> _WORK REQUIRED_
Across the entries below, count the lines in which the word "параметры" occurs. Reply with the count alone.

> _DATA LISTING_

—————

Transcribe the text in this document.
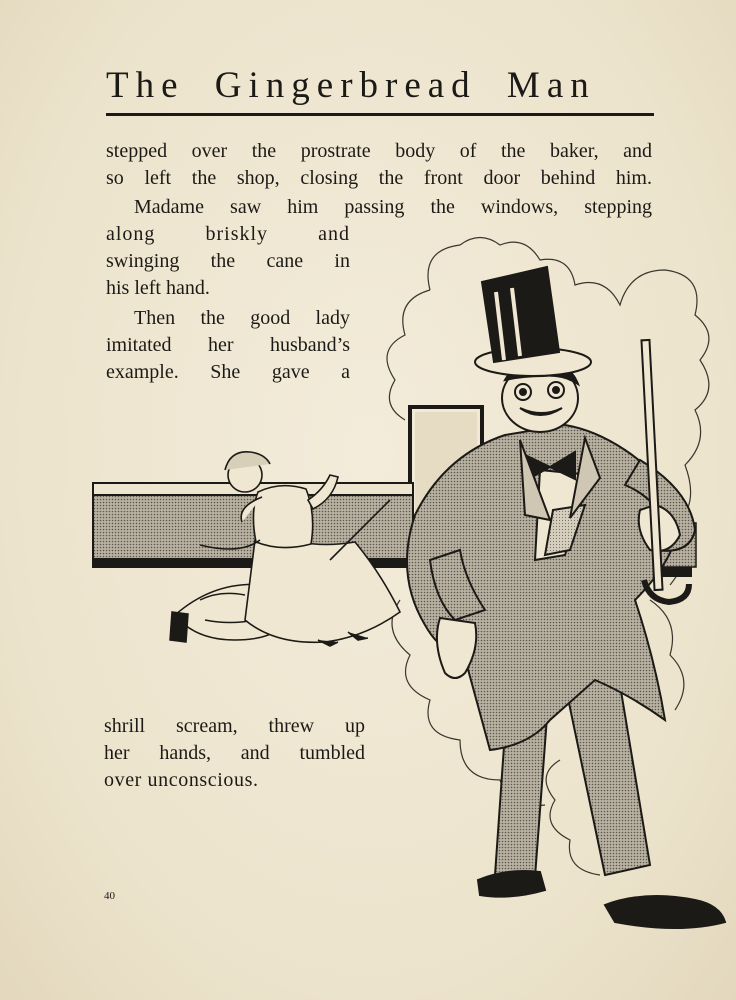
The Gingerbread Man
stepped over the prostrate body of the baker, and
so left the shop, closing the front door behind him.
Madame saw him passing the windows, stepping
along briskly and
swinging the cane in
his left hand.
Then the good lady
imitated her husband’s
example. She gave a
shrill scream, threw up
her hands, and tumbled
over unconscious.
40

—————

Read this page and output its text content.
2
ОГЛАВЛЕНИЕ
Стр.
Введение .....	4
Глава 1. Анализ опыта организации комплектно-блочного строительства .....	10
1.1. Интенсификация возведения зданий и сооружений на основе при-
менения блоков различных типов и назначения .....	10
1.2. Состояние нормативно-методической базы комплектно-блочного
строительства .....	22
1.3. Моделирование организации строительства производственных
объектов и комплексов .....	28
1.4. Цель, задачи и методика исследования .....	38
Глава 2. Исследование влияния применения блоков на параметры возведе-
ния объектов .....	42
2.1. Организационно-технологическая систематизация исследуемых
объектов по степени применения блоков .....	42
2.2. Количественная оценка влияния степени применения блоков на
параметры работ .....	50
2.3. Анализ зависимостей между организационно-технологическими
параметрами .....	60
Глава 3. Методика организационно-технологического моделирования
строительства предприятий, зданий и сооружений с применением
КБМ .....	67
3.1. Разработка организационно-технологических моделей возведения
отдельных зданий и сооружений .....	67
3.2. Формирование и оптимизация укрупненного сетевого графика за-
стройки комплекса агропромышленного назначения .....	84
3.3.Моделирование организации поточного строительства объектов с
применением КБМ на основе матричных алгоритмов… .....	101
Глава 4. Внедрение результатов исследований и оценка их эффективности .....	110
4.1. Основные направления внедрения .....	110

—————

> _RESULT OF THE EXERCISE_
2